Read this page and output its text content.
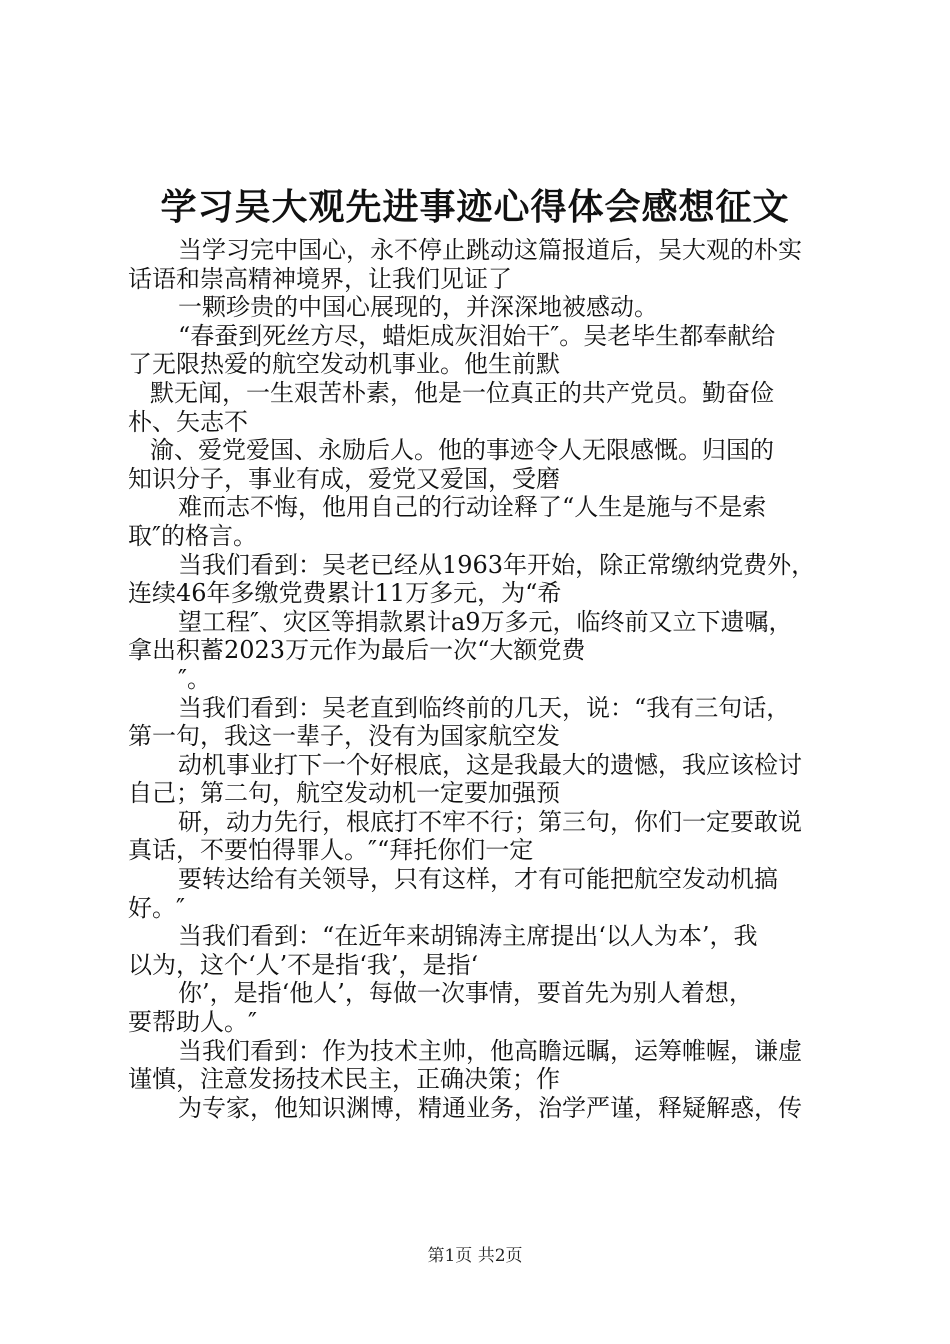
学习吴大观先进事迹心得体会感想征文
当学习完中国心，永不停止跳动这篇报道后，吴大观的朴实
话语和崇高精神境界，让我们见证了
一颗珍贵的中国心展现的，并深深地被感动。
“春蚕到死丝方尽，蜡炬成灰泪始干″。吴老毕生都奉献给
了无限热爱的航空发动机事业。他生前默
默无闻，一生艰苦朴素，他是一位真正的共产党员。勤奋俭
朴、矢志不
渝、爱党爱国、永励后人。他的事迹令人无限感慨。归国的
知识分子，事业有成，爱党又爱国，受磨
难而志不悔，他用自己的行动诠释了“人生是施与不是索
取″的格言。
当我们看到：吴老已经从1963年开始，除正常缴纳党费外，
连续46年多缴党费累计11万多元，为“希
望工程″、灾区等捐款累计a9万多元，临终前又立下遗嘱，
拿出积蓄2023万元作为最后一次“大额党费
″。
当我们看到：吴老直到临终前的几天，说：“我有三句话，
第一句，我这一辈子，没有为国家航空发
动机事业打下一个好根底，这是我最大的遗憾，我应该检讨
自己；第二句，航空发动机一定要加强预
研，动力先行，根底打不牢不行；第三句，你们一定要敢说
真话，不要怕得罪人。″“拜托你们一定
要转达给有关领导，只有这样，才有可能把航空发动机搞
好。″
当我们看到：“在近年来胡锦涛主席提出‘以人为本’，我
以为，这个‘人’不是指‘我’，是指‘
你’，是指‘他人’，每做一次事情，要首先为别人着想，
要帮助人。″
当我们看到：作为技术主帅，他高瞻远瞩，运筹帷幄，谦虚
谨慎，注意发扬技术民主，正确决策；作
为专家，他知识渊博，精通业务，治学严谨，释疑解惑，传
第1页 共2页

————

● What is expected:
Pull every line holding "当我们看到" out of the records.

● Exercise result:
当我们看到：吴老已经从1963年开始，除正常缴纳党费外，
当我们看到：吴老直到临终前的几天，说：“我有三句话，
当我们看到：“在近年来胡锦涛主席提出‘以人为本’，我
当我们看到：作为技术主帅，他高瞻远瞩，运筹帷幄，谦虚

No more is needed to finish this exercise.